> OBJECTIVE
Transcribe each of the records below exactly, excluding all pictures.

> LISTED RECORDS
— start —
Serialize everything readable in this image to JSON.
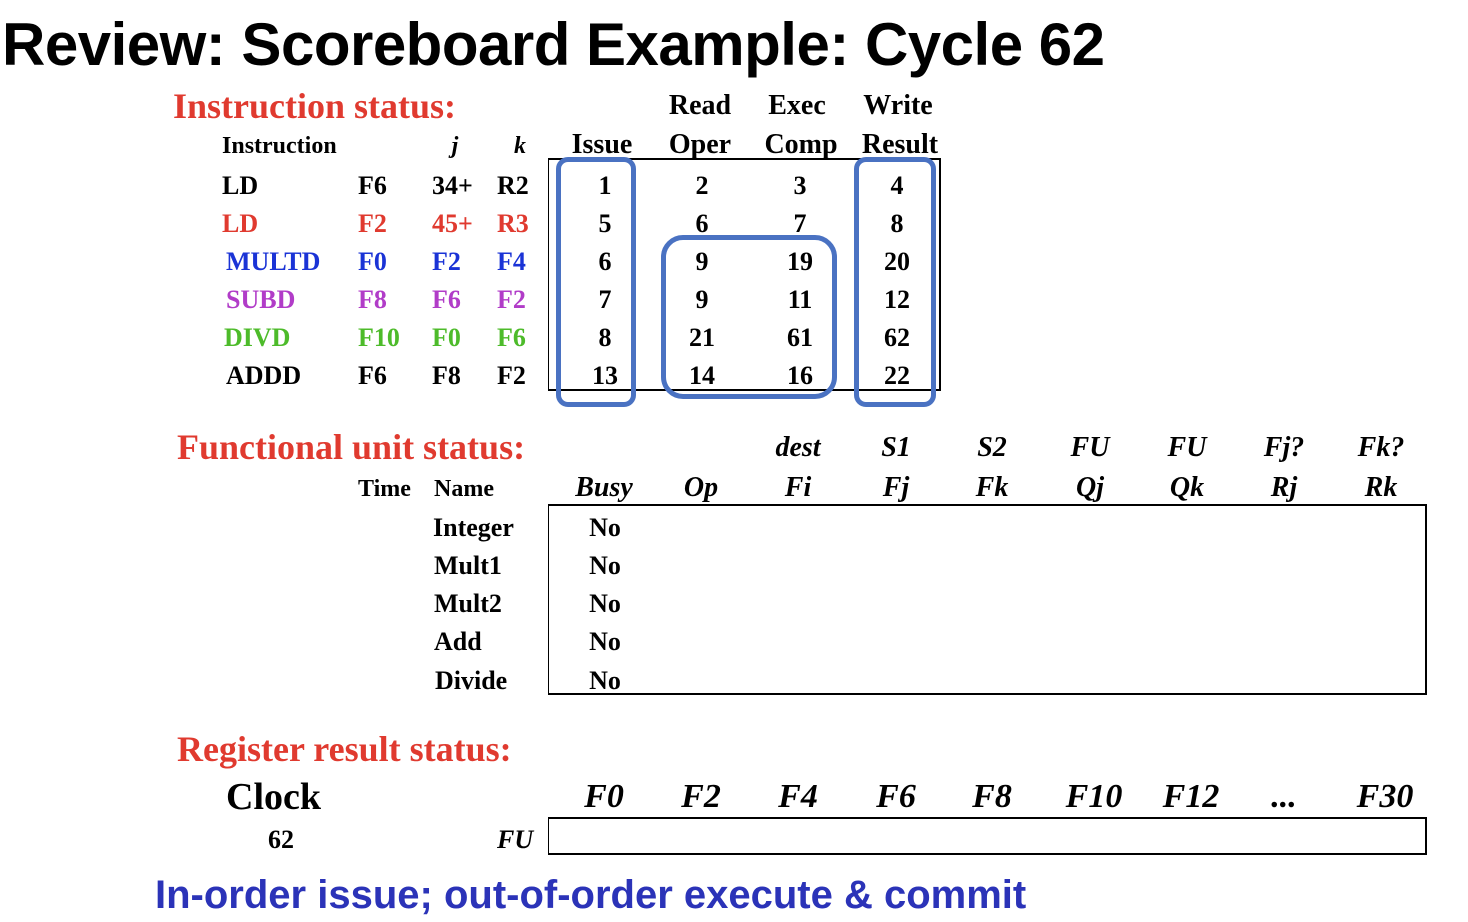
{
  "title": "Review: Scoreboard Example: Cycle 62",
  "colors": {
    "section": "#e03a2f",
    "highlight": "#4a72c2",
    "note": "#2b33b8",
    "row_colors": [
      "#000000",
      "#e03a2f",
      "#1a33d6",
      "#b13cc8",
      "#4dbb2a",
      "#000000"
    ]
  },
  "instruction_status": {
    "label": "Instruction status:",
    "headers": {
      "instruction": "Instruction",
      "j": "j",
      "k": "k",
      "issue": "Issue",
      "read_top": "Read",
      "read_bottom": "Oper",
      "exec_top": "Exec",
      "exec_bottom": "Comp",
      "write_top": "Write",
      "write_bottom": "Result"
    },
    "rows": [
      {
        "op": "LD",
        "dest": "F6",
        "j": "34+",
        "k": "R2",
        "issue": "1",
        "read": "2",
        "exec": "3",
        "write": "4"
      },
      {
        "op": "LD",
        "dest": "F2",
        "j": "45+",
        "k": "R3",
        "issue": "5",
        "read": "6",
        "exec": "7",
        "write": "8"
      },
      {
        "op": "MULTD",
        "dest": "F0",
        "j": "F2",
        "k": "F4",
        "issue": "6",
        "read": "9",
        "exec": "19",
        "write": "20"
      },
      {
        "op": "SUBD",
        "dest": "F8",
        "j": "F6",
        "k": "F2",
        "issue": "7",
        "read": "9",
        "exec": "11",
        "write": "12"
      },
      {
        "op": "DIVD",
        "dest": "F10",
        "j": "F0",
        "k": "F6",
        "issue": "8",
        "read": "21",
        "exec": "61",
        "write": "62"
      },
      {
        "op": "ADDD",
        "dest": "F6",
        "j": "F8",
        "k": "F2",
        "issue": "13",
        "read": "14",
        "exec": "16",
        "write": "22"
      }
    ]
  },
  "functional_unit_status": {
    "label": "Functional unit status:",
    "headers_top": {
      "dest": "dest",
      "s1": "S1",
      "s2": "S2",
      "fuj": "FU",
      "fuk": "FU",
      "fjq": "Fj?",
      "fkq": "Fk?"
    },
    "headers_bottom": {
      "time": "Time",
      "name": "Name",
      "busy": "Busy",
      "op": "Op",
      "fi": "Fi",
      "fj": "Fj",
      "fk": "Fk",
      "qj": "Qj",
      "qk": "Qk",
      "rj": "Rj",
      "rk": "Rk"
    },
    "units": [
      {
        "name": "Integer",
        "busy": "No"
      },
      {
        "name": "Mult1",
        "busy": "No"
      },
      {
        "name": "Mult2",
        "busy": "No"
      },
      {
        "name": "Add",
        "busy": "No"
      },
      {
        "name": "Divide",
        "busy": "No"
      }
    ]
  },
  "register_result_status": {
    "label": "Register result status:",
    "clock_label": "Clock",
    "clock_value": "62",
    "fu_label": "FU",
    "registers": [
      "F0",
      "F2",
      "F4",
      "F6",
      "F8",
      "F10",
      "F12",
      "...",
      "F30"
    ]
  },
  "note": "In-order issue; out-of-order execute & commit"
}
— end —
> CORRECT OUTPUT
Serialize everything readable in this image to JSON.
{
  "title": "Review: Scoreboard Example: Cycle 62",
  "colors": {
    "section": "#e03a2f",
    "highlight": "#4a72c2",
    "note": "#2b33b8",
    "row_colors": [
      "#000000",
      "#e03a2f",
      "#1a33d6",
      "#b13cc8",
      "#4dbb2a",
      "#000000"
    ]
  },
  "instruction_status": {
    "label": "Instruction status:",
    "headers": {
      "instruction": "Instruction",
      "j": "j",
      "k": "k",
      "issue": "Issue",
      "read_top": "Read",
      "read_bottom": "Oper",
      "exec_top": "Exec",
      "exec_bottom": "Comp",
      "write_top": "Write",
      "write_bottom": "Result"
    },
    "rows": [
      {
        "op": "LD",
        "dest": "F6",
        "j": "34+",
        "k": "R2",
        "issue": "1",
        "read": "2",
        "exec": "3",
        "write": "4"
      },
      {
        "op": "LD",
        "dest": "F2",
        "j": "45+",
        "k": "R3",
        "issue": "5",
        "read": "6",
        "exec": "7",
        "write": "8"
      },
      {
        "op": "MULTD",
        "dest": "F0",
        "j": "F2",
        "k": "F4",
        "issue": "6",
        "read": "9",
        "exec": "19",
        "write": "20"
      },
      {
        "op": "SUBD",
        "dest": "F8",
        "j": "F6",
        "k": "F2",
        "issue": "7",
        "read": "9",
        "exec": "11",
        "write": "12"
      },
      {
        "op": "DIVD",
        "dest": "F10",
        "j": "F0",
        "k": "F6",
        "issue": "8",
        "read": "21",
        "exec": "61",
        "write": "62"
      },
      {
        "op": "ADDD",
        "dest": "F6",
        "j": "F8",
        "k": "F2",
        "issue": "13",
        "read": "14",
        "exec": "16",
        "write": "22"
      }
    ]
  },
  "functional_unit_status": {
    "label": "Functional unit status:",
    "headers_top": {
      "dest": "dest",
      "s1": "S1",
      "s2": "S2",
      "fuj": "FU",
      "fuk": "FU",
      "fjq": "Fj?",
      "fkq": "Fk?"
    },
    "headers_bottom": {
      "time": "Time",
      "name": "Name",
      "busy": "Busy",
      "op": "Op",
      "fi": "Fi",
      "fj": "Fj",
      "fk": "Fk",
      "qj": "Qj",
      "qk": "Qk",
      "rj": "Rj",
      "rk": "Rk"
    },
    "units": [
      {
        "name": "Integer",
        "busy": "No"
      },
      {
        "name": "Mult1",
        "busy": "No"
      },
      {
        "name": "Mult2",
        "busy": "No"
      },
      {
        "name": "Add",
        "busy": "No"
      },
      {
        "name": "Divide",
        "busy": "No"
      }
    ]
  },
  "register_result_status": {
    "label": "Register result status:",
    "clock_label": "Clock",
    "clock_value": "62",
    "fu_label": "FU",
    "registers": [
      "F0",
      "F2",
      "F4",
      "F6",
      "F8",
      "F10",
      "F12",
      "...",
      "F30"
    ]
  },
  "note": "In-order issue; out-of-order execute & commit"
}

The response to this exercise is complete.